§ WHAT IS REQUIRED: Which lines below hold the word "more"? Report each one.

§ DATA SHOWN:
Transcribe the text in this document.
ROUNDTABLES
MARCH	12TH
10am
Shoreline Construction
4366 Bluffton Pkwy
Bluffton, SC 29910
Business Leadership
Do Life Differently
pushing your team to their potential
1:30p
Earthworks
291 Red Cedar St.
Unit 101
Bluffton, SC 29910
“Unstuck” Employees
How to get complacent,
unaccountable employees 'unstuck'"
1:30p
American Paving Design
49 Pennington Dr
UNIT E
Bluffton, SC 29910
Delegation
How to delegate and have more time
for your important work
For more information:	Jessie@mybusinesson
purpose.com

§ RESULT:
How to delegate and have more time
For more information:	Jessie@mybusinesson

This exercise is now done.